* Job *
Omit every picture and write out the rest of the records exactly.

Start of Record set

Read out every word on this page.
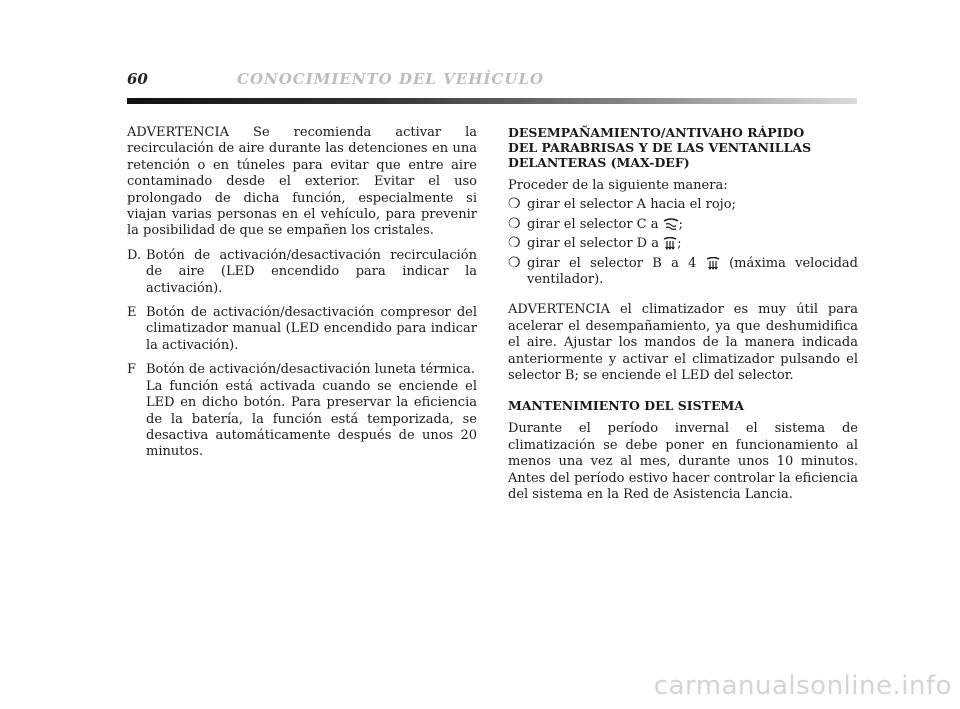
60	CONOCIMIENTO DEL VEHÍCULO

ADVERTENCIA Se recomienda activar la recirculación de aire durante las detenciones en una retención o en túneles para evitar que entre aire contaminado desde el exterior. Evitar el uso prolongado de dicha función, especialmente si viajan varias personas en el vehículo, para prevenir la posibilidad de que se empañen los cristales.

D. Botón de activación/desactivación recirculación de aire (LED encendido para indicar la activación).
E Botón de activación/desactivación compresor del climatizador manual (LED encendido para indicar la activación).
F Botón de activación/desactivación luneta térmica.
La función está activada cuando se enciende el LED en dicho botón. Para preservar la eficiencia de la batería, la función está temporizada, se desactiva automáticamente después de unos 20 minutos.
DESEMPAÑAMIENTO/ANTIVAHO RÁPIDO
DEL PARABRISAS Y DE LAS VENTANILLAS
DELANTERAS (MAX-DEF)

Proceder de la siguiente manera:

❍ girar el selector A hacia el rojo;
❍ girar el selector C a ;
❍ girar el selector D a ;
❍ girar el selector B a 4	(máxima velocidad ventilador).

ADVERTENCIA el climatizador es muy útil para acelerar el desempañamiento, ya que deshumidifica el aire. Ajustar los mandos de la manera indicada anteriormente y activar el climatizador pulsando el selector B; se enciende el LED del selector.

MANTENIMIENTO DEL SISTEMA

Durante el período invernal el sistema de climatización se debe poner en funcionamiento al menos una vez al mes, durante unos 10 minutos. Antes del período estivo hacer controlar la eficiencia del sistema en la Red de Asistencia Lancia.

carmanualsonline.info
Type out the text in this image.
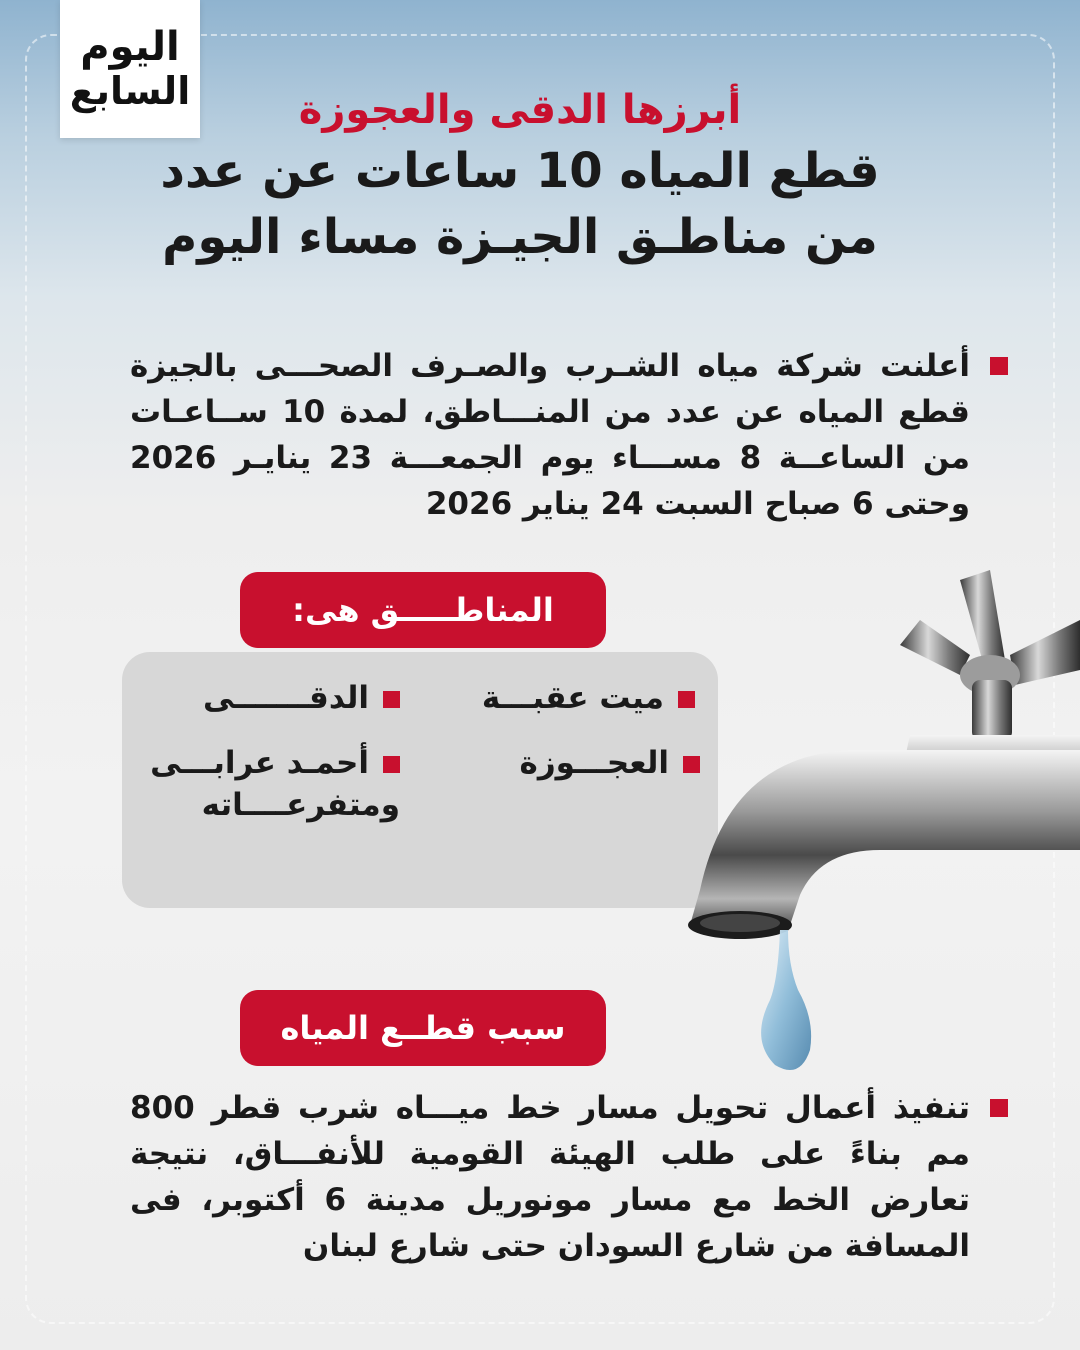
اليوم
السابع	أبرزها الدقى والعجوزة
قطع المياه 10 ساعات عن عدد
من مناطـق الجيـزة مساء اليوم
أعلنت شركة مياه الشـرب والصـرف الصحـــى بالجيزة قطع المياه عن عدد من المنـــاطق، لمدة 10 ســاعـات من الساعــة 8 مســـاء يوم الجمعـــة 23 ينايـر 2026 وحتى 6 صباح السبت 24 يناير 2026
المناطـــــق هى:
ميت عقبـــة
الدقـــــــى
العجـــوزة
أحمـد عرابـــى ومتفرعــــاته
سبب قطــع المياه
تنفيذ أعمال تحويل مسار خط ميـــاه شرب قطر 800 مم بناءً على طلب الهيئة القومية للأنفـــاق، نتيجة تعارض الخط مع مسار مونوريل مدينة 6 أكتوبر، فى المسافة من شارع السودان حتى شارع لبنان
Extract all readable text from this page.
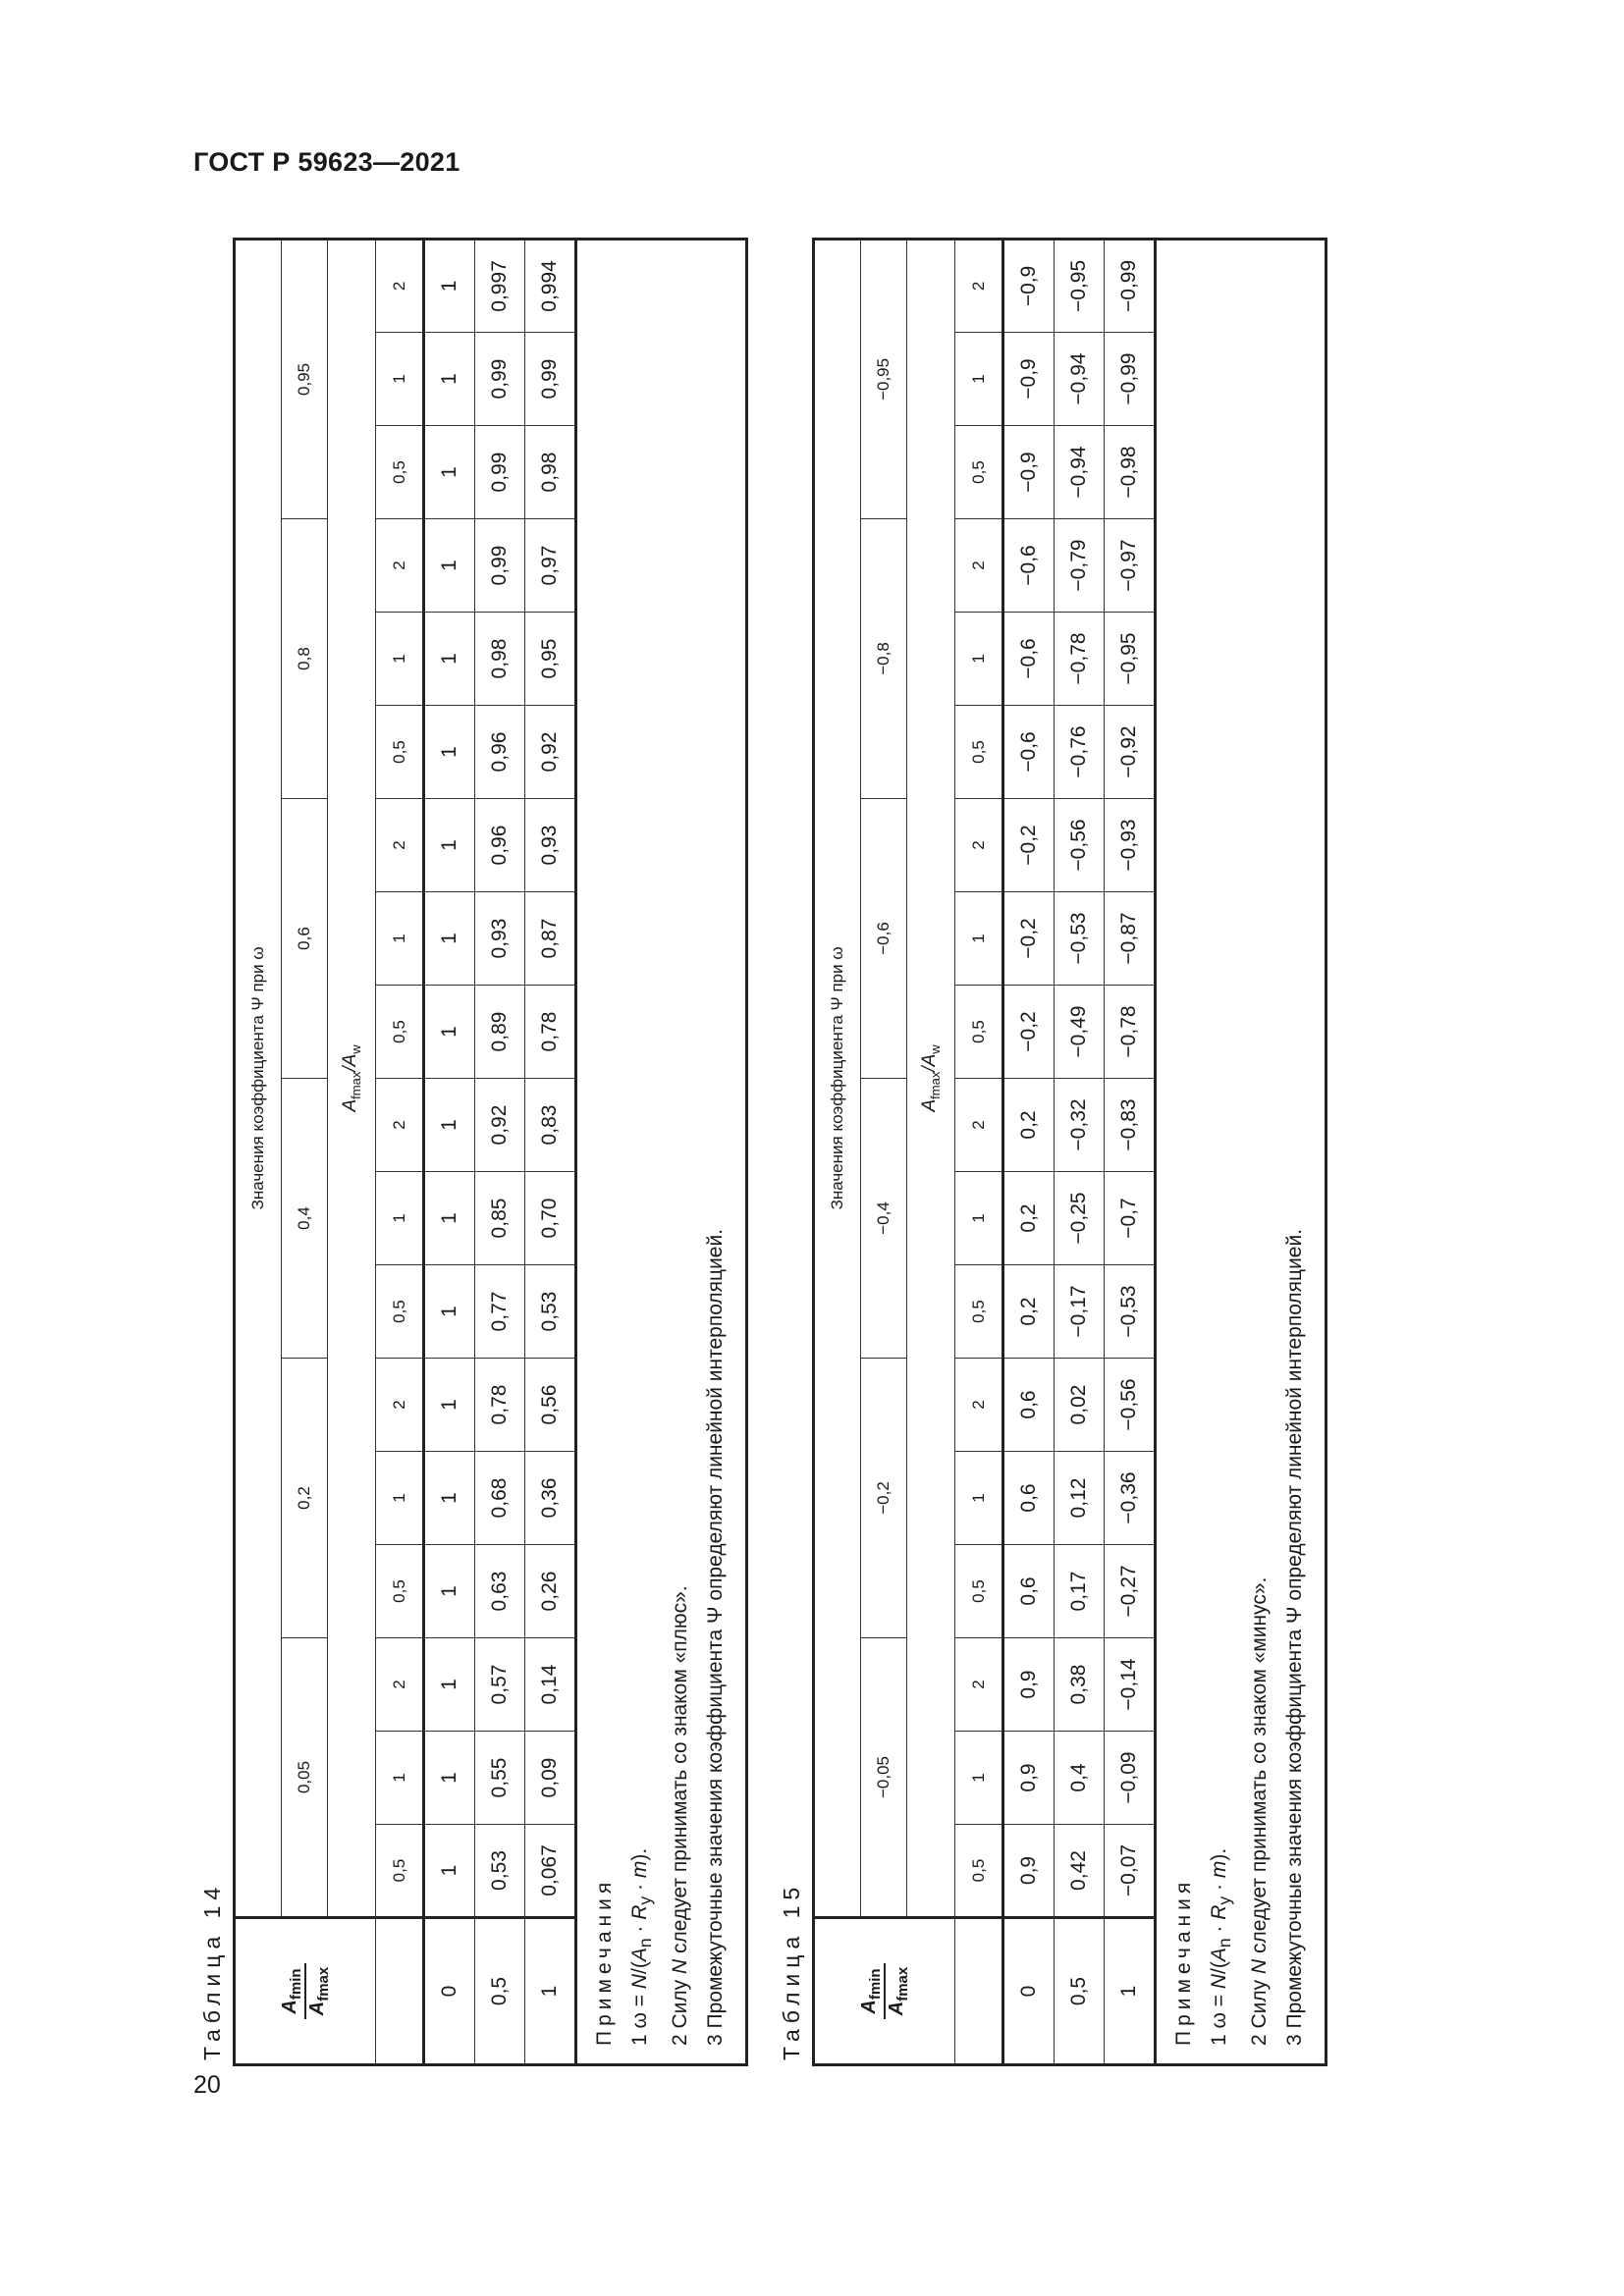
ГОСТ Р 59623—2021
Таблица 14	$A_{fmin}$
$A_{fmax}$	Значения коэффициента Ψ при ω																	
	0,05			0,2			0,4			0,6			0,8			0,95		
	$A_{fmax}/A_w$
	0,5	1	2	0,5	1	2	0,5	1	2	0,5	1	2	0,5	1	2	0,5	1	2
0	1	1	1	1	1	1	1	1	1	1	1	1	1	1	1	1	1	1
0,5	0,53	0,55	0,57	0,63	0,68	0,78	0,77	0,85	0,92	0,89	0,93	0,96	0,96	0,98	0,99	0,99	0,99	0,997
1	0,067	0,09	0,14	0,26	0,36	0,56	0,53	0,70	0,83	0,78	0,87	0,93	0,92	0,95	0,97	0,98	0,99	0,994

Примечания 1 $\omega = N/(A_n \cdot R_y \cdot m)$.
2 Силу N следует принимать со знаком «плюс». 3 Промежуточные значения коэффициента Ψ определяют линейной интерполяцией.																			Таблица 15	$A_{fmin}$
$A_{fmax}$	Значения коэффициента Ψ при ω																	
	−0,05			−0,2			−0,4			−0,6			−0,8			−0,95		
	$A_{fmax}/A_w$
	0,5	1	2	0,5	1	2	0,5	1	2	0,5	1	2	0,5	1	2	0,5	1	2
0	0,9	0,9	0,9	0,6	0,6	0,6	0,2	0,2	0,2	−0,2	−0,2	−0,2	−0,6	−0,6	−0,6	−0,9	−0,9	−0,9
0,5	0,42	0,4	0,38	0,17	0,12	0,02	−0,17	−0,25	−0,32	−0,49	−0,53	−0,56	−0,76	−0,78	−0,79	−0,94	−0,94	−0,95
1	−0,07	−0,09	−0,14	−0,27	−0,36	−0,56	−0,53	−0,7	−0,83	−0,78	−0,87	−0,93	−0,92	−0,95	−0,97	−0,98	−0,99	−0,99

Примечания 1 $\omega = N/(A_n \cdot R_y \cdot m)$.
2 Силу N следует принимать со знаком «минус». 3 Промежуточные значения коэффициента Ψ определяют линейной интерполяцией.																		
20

End of Record set

* Output below *
Read out every word on this page.
60	CONOCIMIENTO DEL VEHÍCULO

ADVERTENCIA Se recomienda activar la recirculación de aire durante las detenciones en una retención o en túneles para evitar que entre aire contaminado desde el exterior. Evitar el uso prolongado de dicha función, especialmente si viajan varias personas en el vehículo, para prevenir la posibilidad de que se empañen los cristales.

D. Botón de activación/desactivación recirculación de aire (LED encendido para indicar la activación).
E Botón de activación/desactivación compresor del climatizador manual (LED encendido para indicar la activación).
F Botón de activación/desactivación luneta térmica.
La función está activada cuando se enciende el LED en dicho botón. Para preservar la eficiencia de la batería, la función está temporizada, se desactiva automáticamente después de unos 20 minutos.
DESEMPAÑAMIENTO/ANTIVAHO RÁPIDO
DEL PARABRISAS Y DE LAS VENTANILLAS
DELANTERAS (MAX-DEF)

Proceder de la siguiente manera:

❍ girar el selector A hacia el rojo;
❍ girar el selector C a ;
❍ girar el selector D a ;
❍ girar el selector B a 4	(máxima velocidad ventilador).

ADVERTENCIA el climatizador es muy útil para acelerar el desempañamiento, ya que deshumidifica el aire. Ajustar los mandos de la manera indicada anteriormente y activar el climatizador pulsando el selector B; se enciende el LED del selector.

MANTENIMIENTO DEL SISTEMA

Durante el período invernal el sistema de climatización se debe poner en funcionamiento al menos una vez al mes, durante unos 10 minutos. Antes del período estivo hacer controlar la eficiencia del sistema en la Red de Asistencia Lancia.

carmanualsonline.info
Type out the text in this image.
اليوم
السابع	أبرزها الدقى والعجوزة
قطع المياه 10 ساعات عن عدد
من مناطـق الجيـزة مساء اليوم
أعلنت شركة مياه الشـرب والصـرف الصحـــى بالجيزة قطع المياه عن عدد من المنـــاطق، لمدة 10 ســاعـات من الساعــة 8 مســـاء يوم الجمعـــة 23 ينايـر 2026 وحتى 6 صباح السبت 24 يناير 2026
المناطـــــق هى:
ميت عقبـــة
الدقـــــــى
العجـــوزة
أحمـد عرابـــى ومتفرعــــاته
سبب قطــع المياه
تنفيذ أعمال تحويل مسار خط ميـــاه شرب قطر 800 مم بناءً على طلب الهيئة القومية للأنفـــاق، نتيجة تعارض الخط مع مسار مونوريل مدينة 6 أكتوبر، فى المسافة من شارع السودان حتى شارع لبنان
Extract all readable text from this page.
ГОСТ Р 59623—2021
Таблица 14	$A_{fmin}$
$A_{fmax}$	Значения коэффициента Ψ при ω																	
	0,05			0,2			0,4			0,6			0,8			0,95		
	$A_{fmax}/A_w$
	0,5	1	2	0,5	1	2	0,5	1	2	0,5	1	2	0,5	1	2	0,5	1	2
0	1	1	1	1	1	1	1	1	1	1	1	1	1	1	1	1	1	1
0,5	0,53	0,55	0,57	0,63	0,68	0,78	0,77	0,85	0,92	0,89	0,93	0,96	0,96	0,98	0,99	0,99	0,99	0,997
1	0,067	0,09	0,14	0,26	0,36	0,56	0,53	0,70	0,83	0,78	0,87	0,93	0,92	0,95	0,97	0,98	0,99	0,994

Примечания 1 $\omega = N/(A_n \cdot R_y \cdot m)$.
2 Силу N следует принимать со знаком «плюс». 3 Промежуточные значения коэффициента Ψ определяют линейной интерполяцией.																			Таблица 15	$A_{fmin}$
$A_{fmax}$	Значения коэффициента Ψ при ω																	
	−0,05			−0,2			−0,4			−0,6			−0,8			−0,95		
	$A_{fmax}/A_w$
	0,5	1	2	0,5	1	2	0,5	1	2	0,5	1	2	0,5	1	2	0,5	1	2
0	0,9	0,9	0,9	0,6	0,6	0,6	0,2	0,2	0,2	−0,2	−0,2	−0,2	−0,6	−0,6	−0,6	−0,9	−0,9	−0,9
0,5	0,42	0,4	0,38	0,17	0,12	0,02	−0,17	−0,25	−0,32	−0,49	−0,53	−0,56	−0,76	−0,78	−0,79	−0,94	−0,94	−0,95
1	−0,07	−0,09	−0,14	−0,27	−0,36	−0,56	−0,53	−0,7	−0,83	−0,78	−0,87	−0,93	−0,92	−0,95	−0,97	−0,98	−0,99	−0,99

Примечания 1 $\omega = N/(A_n \cdot R_y \cdot m)$.
2 Силу N следует принимать со знаком «минус». 3 Промежуточные значения коэффициента Ψ определяют линейной интерполяцией.																		
20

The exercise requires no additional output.